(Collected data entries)
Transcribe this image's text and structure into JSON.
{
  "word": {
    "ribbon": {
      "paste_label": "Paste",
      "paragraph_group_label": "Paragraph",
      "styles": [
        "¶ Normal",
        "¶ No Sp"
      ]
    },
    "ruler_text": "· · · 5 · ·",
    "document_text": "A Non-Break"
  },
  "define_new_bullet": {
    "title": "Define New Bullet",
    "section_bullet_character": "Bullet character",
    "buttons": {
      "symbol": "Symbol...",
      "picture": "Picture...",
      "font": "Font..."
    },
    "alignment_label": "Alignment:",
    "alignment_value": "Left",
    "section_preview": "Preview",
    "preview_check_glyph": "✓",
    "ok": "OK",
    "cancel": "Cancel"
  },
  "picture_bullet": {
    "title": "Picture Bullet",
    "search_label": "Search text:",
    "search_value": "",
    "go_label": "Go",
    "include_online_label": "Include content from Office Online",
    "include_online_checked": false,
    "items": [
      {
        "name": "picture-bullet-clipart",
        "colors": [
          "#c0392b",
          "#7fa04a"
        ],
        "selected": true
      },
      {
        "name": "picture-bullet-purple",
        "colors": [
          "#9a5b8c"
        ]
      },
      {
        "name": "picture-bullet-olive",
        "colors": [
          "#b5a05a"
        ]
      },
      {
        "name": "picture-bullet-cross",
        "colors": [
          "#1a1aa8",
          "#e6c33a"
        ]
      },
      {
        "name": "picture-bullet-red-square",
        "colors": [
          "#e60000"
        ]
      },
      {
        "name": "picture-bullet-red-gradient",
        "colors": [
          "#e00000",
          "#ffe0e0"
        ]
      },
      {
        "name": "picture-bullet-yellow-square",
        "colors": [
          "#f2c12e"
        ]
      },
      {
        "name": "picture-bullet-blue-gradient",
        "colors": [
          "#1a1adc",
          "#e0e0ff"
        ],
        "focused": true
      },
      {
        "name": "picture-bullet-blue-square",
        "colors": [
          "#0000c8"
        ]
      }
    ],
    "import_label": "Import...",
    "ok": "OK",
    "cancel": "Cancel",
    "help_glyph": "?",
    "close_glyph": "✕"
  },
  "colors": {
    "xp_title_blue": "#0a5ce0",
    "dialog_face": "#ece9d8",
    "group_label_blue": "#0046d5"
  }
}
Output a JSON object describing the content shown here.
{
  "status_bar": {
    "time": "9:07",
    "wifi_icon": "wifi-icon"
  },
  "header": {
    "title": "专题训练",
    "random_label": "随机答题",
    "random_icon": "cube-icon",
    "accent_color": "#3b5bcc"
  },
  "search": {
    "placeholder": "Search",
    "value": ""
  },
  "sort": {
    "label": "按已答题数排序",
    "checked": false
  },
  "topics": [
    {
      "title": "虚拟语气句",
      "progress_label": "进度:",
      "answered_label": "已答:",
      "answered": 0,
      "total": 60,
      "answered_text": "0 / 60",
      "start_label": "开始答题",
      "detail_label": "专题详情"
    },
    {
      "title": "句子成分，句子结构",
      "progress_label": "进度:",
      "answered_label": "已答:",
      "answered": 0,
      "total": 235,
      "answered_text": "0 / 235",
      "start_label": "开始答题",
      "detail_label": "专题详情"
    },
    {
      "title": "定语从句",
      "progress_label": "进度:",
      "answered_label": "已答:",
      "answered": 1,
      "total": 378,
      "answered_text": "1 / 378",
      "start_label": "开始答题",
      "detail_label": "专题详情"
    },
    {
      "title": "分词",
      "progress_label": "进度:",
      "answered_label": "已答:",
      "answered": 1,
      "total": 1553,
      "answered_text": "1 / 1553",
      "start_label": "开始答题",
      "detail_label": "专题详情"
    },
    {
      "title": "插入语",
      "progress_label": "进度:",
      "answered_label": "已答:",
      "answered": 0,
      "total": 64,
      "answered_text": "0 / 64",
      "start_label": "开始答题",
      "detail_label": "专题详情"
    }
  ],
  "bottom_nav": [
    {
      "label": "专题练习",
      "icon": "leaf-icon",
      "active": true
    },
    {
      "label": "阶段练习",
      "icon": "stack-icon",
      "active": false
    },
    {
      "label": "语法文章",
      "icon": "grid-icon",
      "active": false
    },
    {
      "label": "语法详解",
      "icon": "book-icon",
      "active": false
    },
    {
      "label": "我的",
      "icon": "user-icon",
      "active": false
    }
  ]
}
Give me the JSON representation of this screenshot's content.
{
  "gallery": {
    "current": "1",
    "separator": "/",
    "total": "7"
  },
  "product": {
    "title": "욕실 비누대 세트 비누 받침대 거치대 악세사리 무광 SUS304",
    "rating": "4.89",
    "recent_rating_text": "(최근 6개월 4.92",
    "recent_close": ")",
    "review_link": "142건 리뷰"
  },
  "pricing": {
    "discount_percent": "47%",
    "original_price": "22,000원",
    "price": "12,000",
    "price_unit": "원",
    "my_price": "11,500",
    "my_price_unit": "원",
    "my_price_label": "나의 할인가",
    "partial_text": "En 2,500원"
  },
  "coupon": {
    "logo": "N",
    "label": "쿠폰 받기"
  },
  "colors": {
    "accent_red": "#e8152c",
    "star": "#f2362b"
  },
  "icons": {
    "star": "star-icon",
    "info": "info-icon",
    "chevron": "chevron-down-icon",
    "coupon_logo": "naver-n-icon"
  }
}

▸ **To be done**: The lines above form a set of records; determine how many of them contain the string "total" and give that number alone.

▸ **Exercise result**: 6